* [Problem description]: Set out each line from the following listing that includes the word "have".

* [Collected data entries]:
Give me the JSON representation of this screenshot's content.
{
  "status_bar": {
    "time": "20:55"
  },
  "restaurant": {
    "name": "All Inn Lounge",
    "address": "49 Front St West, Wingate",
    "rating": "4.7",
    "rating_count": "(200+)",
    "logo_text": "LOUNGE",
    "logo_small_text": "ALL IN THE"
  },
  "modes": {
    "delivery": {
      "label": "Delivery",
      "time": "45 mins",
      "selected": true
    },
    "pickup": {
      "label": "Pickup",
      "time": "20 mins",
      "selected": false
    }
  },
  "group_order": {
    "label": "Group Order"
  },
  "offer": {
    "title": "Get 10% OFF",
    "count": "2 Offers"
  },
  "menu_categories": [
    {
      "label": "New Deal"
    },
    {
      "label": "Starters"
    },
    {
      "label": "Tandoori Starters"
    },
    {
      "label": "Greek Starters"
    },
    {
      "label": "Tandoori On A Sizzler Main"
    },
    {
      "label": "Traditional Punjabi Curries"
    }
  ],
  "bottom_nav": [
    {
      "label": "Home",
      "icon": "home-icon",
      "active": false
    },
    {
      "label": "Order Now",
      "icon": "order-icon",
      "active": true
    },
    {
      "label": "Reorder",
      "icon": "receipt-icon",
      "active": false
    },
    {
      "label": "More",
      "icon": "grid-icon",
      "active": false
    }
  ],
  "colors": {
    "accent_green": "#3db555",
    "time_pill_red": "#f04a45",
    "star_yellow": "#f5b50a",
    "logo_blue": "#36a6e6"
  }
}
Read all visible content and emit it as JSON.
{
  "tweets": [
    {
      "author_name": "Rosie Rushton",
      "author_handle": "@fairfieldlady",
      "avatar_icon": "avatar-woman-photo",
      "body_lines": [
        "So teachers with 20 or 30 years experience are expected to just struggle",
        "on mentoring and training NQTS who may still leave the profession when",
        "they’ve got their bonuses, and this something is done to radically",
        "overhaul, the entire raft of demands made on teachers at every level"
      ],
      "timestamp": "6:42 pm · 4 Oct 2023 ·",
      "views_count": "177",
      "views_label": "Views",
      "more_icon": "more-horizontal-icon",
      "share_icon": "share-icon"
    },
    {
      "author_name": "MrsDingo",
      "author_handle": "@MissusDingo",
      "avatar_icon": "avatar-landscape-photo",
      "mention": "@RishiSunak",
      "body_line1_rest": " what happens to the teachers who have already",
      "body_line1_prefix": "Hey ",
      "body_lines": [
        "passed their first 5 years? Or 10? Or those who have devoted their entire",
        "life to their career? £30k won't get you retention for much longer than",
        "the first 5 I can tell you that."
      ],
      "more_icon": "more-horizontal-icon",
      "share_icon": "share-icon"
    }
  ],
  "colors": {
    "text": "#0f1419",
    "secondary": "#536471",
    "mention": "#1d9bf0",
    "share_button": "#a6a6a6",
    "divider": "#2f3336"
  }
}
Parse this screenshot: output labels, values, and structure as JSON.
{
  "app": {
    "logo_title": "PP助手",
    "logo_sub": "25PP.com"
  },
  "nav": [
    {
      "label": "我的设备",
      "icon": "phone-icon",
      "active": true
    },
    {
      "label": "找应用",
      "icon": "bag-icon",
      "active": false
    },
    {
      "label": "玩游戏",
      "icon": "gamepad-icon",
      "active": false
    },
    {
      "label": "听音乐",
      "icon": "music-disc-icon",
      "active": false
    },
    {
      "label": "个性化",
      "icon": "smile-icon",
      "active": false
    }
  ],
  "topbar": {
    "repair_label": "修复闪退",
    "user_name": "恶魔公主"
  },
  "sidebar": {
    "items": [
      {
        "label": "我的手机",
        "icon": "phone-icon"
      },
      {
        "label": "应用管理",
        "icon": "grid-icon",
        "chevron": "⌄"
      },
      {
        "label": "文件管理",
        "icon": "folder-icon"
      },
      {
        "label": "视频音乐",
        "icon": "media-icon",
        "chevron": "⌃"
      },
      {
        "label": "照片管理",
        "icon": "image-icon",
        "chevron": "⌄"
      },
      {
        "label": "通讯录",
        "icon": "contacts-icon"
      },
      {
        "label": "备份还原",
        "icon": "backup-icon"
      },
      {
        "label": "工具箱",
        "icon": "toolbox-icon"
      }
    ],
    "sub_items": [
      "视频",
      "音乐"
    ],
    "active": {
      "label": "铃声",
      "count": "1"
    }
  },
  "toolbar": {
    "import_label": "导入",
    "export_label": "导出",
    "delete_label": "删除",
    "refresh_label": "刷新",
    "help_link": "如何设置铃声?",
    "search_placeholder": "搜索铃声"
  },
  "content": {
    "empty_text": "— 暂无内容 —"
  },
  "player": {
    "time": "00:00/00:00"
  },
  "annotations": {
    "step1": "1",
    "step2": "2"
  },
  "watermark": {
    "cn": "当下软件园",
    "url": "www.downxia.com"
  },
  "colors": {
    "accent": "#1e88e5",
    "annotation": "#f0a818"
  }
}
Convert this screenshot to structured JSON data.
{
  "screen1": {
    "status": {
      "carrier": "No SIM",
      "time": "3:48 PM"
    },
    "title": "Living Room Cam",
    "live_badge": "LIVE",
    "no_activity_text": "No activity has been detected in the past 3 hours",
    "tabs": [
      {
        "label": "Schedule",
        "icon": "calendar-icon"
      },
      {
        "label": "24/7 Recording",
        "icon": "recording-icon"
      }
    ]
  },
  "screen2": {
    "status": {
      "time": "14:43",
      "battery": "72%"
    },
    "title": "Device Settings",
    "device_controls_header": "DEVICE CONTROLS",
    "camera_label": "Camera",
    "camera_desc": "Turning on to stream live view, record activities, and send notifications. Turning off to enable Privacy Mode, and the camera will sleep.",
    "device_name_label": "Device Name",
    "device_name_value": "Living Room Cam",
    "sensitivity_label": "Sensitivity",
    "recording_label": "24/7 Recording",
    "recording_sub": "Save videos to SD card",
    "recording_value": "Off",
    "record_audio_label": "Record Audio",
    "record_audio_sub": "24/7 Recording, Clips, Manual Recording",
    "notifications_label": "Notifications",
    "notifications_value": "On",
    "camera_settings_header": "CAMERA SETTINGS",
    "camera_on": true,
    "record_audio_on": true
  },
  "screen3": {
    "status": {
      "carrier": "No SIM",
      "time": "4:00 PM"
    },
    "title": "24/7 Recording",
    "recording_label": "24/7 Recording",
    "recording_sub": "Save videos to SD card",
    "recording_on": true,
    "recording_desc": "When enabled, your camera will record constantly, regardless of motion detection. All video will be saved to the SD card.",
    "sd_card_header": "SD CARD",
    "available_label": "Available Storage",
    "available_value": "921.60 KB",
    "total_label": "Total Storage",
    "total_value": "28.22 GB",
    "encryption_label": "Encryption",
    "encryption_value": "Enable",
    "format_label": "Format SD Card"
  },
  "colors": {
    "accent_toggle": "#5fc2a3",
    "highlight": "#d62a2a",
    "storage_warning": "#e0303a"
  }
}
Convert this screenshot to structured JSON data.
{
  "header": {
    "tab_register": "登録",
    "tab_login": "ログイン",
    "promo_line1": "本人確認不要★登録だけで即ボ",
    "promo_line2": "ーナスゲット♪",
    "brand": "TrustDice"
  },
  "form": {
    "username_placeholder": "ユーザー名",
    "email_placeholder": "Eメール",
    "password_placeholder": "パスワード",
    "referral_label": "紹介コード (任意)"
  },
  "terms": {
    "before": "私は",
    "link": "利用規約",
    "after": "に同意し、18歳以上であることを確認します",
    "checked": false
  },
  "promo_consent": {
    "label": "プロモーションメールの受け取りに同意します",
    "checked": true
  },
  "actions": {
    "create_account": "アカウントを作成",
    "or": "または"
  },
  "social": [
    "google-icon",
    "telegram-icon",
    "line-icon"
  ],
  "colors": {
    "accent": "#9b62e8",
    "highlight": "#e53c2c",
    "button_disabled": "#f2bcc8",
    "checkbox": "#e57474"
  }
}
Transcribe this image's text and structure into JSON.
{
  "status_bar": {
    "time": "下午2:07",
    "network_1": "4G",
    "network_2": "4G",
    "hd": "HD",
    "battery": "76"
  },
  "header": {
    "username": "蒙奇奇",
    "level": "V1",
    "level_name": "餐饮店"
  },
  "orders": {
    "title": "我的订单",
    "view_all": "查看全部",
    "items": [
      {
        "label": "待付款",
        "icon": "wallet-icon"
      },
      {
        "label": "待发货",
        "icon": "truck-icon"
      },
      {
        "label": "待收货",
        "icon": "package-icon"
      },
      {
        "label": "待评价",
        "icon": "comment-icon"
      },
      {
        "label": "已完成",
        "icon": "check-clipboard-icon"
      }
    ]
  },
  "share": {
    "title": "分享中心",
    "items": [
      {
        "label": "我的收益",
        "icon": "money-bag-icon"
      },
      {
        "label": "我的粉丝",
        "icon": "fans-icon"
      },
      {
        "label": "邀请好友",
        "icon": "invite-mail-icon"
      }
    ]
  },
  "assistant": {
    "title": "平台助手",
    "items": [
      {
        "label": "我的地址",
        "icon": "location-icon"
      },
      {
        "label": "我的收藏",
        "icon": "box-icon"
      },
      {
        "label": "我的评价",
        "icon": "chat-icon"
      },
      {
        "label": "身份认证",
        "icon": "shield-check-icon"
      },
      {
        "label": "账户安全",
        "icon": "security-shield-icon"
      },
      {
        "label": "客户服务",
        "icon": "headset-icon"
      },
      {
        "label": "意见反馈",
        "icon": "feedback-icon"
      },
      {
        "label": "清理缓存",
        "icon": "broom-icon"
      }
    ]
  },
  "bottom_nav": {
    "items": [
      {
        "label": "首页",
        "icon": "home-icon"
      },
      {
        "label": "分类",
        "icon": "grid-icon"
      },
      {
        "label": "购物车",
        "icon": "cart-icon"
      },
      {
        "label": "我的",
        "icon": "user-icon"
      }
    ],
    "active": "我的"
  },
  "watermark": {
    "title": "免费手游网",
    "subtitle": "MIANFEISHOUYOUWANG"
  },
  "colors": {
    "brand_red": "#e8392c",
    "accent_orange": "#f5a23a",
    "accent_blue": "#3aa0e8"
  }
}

* [Result of the task]:
      "body_line1_rest": " what happens to the teachers who have already",
        "passed their first 5 years? Or 10? Or those who have devoted their entire",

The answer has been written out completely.